- [DOCUMENT PASSAGE]
==============================

Office of the Vice President for Global Communications

Wednesday, February 23, 2011

Zell Lurie Institute awards $106,300 to U-M student startups

The Samuel Zell & Robert H. Lurie Institute for Entrepreneurial Studies at the Stephen M. Ross School of Business has announced winners of its 2011 Michigan Business Challenge competition awards and Eugene Applebaum Dare to Dream Grants for U-M student startups.

Award winners and grant recipients received funding totaling more than $106,000 for excellence in new business plans and concepts.

Award-winner MEMStim plans to sell MEMS electrode leads to medical device companies for integration into their targeted nerve stimulation devices. Ultimately, the company is committed to improving the standard of patient care in neurostimulation. The two MBA students and doctoral student that form the company team will use the award money to quantify regulatory risks and further prototype development.

"The Michigan Business Challenge Best Business Award is an incredible honor because of the caliber of the judges and other businesses in the competition," says Angelique Johnson, a doctoral student in electrical engineering and computer science, and member of the MEMStim team. "We are a strong team and have learned new entrepreneurial skills throughout the competition that build upon our diverse past experiences and will help us bring our technology to market."

Michigan Business Challenge

The four-month, multiround Michigan Business Challenge helps students to transform their business idea from a rough concept into a sound business plan. Students participate in business-development seminars that reinforce the notion that a solid business foundation is necessary to commercialize a great idea.

==============================

[Page segmentation data]
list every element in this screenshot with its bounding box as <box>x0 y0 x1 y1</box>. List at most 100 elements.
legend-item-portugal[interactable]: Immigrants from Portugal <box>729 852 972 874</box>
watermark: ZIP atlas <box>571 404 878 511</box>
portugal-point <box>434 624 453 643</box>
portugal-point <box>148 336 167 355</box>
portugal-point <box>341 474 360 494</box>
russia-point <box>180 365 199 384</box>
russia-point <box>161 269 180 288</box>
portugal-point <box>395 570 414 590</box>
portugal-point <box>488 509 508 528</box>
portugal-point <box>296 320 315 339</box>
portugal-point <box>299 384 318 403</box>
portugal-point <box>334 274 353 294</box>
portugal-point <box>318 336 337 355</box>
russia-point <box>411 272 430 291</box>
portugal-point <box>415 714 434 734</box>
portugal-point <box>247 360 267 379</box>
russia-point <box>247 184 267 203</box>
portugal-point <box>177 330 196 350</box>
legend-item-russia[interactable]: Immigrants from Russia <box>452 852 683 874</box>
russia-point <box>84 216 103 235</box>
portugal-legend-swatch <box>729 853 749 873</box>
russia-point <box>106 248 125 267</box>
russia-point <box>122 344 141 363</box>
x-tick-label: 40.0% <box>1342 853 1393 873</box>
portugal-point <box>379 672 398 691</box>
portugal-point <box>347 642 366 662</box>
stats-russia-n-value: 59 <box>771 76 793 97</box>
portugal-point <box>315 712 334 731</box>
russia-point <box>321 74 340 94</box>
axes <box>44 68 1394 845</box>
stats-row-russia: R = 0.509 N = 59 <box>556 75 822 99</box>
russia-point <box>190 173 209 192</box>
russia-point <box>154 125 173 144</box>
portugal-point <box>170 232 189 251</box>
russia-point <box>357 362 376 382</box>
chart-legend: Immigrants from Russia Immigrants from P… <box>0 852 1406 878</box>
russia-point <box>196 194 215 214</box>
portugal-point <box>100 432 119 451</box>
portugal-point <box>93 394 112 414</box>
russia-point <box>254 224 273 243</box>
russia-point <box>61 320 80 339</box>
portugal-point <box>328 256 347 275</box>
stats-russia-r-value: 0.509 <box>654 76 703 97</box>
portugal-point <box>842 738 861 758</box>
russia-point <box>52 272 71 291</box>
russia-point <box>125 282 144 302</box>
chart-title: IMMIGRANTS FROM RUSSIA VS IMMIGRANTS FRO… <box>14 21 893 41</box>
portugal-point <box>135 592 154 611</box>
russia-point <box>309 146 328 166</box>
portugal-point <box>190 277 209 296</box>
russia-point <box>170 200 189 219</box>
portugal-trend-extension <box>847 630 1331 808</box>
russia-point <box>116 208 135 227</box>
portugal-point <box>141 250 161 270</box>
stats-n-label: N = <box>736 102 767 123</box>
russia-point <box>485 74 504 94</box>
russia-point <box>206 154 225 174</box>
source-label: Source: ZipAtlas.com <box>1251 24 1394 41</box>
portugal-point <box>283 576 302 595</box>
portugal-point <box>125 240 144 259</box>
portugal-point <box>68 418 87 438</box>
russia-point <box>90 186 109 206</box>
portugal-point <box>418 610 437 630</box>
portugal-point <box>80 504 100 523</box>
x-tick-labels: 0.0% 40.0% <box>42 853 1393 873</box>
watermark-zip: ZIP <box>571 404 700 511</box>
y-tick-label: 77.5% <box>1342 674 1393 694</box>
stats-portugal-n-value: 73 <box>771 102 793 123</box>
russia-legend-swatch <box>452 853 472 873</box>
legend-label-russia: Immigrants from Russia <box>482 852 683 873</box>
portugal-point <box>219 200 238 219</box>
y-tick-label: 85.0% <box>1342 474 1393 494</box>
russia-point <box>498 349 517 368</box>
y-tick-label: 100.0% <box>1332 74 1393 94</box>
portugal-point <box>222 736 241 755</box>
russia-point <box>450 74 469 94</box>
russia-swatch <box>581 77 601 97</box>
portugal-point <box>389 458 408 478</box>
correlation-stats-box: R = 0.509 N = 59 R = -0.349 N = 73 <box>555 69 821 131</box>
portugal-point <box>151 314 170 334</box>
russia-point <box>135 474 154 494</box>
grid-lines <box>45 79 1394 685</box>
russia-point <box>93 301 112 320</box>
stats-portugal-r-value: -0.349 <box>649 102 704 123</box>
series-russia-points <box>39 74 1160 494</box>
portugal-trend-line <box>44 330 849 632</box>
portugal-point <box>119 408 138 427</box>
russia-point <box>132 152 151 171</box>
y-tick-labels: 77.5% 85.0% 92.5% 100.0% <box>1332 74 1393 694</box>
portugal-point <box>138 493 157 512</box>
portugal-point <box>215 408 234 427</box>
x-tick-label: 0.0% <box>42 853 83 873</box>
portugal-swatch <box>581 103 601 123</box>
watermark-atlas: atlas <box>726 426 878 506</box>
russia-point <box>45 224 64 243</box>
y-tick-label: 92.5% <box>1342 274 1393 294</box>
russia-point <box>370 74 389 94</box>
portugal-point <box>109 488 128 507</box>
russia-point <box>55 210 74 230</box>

==============================

- [WHAT IS BEING ASKED] Copy the passage from the news article on the Zell Lurie Institute awards, between "Zell Lurie Institute" and "further prototype development.", inclusive.

- [TASK OUTPUT]
Zell Lurie Institute awards $106,300 to U-M student startups

The Samuel Zell & Robert H. Lurie Institute for Entrepreneurial Studies at the Stephen M. Ross School of Business has announced winners of its 2011 Michigan Business Challenge competition awards and Eugene Applebaum Dare to Dream Grants for U-M student startups.

Award winners and grant recipients received funding totaling more than $106,000 for excellence in new business plans and concepts.

Award-winner MEMStim plans to sell MEMS electrode leads to medical device companies for integration into their targeted nerve stimulation devices. Ultimately, the company is committed to improving the standard of patient care in neurostimulation. The two MBA students and doctoral student that form the company team will use the award money to quantify regulatory risks and further prototype development.